Please report every line from the material that contains the word "обязательств".

**INPUT RECORDS:**
----
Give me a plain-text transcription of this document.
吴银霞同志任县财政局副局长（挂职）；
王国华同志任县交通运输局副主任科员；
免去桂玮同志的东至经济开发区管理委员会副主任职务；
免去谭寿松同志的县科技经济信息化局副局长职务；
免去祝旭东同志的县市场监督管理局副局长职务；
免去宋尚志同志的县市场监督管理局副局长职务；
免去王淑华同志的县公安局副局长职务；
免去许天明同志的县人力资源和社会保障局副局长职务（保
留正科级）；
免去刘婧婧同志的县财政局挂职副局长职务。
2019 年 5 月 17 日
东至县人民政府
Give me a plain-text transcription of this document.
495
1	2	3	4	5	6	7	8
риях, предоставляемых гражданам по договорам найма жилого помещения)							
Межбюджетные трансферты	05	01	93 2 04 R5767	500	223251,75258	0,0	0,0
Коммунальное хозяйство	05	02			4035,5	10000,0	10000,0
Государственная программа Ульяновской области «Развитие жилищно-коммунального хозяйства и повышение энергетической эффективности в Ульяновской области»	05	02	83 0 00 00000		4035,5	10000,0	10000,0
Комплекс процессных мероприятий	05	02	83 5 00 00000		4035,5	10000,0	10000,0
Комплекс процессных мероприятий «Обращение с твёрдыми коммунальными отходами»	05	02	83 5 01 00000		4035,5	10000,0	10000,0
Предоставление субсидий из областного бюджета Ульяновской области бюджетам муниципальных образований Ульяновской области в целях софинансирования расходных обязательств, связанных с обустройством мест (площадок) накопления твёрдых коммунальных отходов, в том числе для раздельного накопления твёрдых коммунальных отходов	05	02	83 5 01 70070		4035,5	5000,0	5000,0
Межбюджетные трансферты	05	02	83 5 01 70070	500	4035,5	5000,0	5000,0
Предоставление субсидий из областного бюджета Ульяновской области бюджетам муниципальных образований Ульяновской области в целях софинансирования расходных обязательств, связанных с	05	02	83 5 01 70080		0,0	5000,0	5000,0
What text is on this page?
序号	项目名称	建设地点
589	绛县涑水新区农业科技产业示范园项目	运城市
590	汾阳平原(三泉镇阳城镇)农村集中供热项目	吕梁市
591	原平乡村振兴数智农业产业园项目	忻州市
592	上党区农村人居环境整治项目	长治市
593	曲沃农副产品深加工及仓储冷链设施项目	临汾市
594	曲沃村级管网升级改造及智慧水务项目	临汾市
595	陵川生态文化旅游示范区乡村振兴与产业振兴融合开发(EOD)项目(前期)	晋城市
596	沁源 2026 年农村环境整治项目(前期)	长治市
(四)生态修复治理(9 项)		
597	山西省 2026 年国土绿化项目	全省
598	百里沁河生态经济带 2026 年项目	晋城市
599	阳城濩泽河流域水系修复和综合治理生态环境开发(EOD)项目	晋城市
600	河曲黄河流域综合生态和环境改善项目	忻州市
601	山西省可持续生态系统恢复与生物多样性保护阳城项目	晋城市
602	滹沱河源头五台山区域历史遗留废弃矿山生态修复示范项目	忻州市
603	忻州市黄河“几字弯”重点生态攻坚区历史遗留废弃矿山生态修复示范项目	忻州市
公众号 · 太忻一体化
----
**TASK RESULT:**
Предоставление субсидий из областного бюджета Ульяновской области бюджетам муниципальных образований Ульяновской области в целях софинансирования расходных обязательств, связанных с обустройством мест (площадок) накопления твёрдых коммунальных отходов, в том числе для раздельного накопления твёрдых коммунальных отходов	05	02	83 5 01 70070		4035,5	5000,0	5000,0
Предоставление субсидий из областного бюджета Ульяновской области бюджетам муниципальных образований Ульяновской области в целях софинансирования расходных обязательств, связанных с	05	02	83 5 01 70080		0,0	5000,0	5000,0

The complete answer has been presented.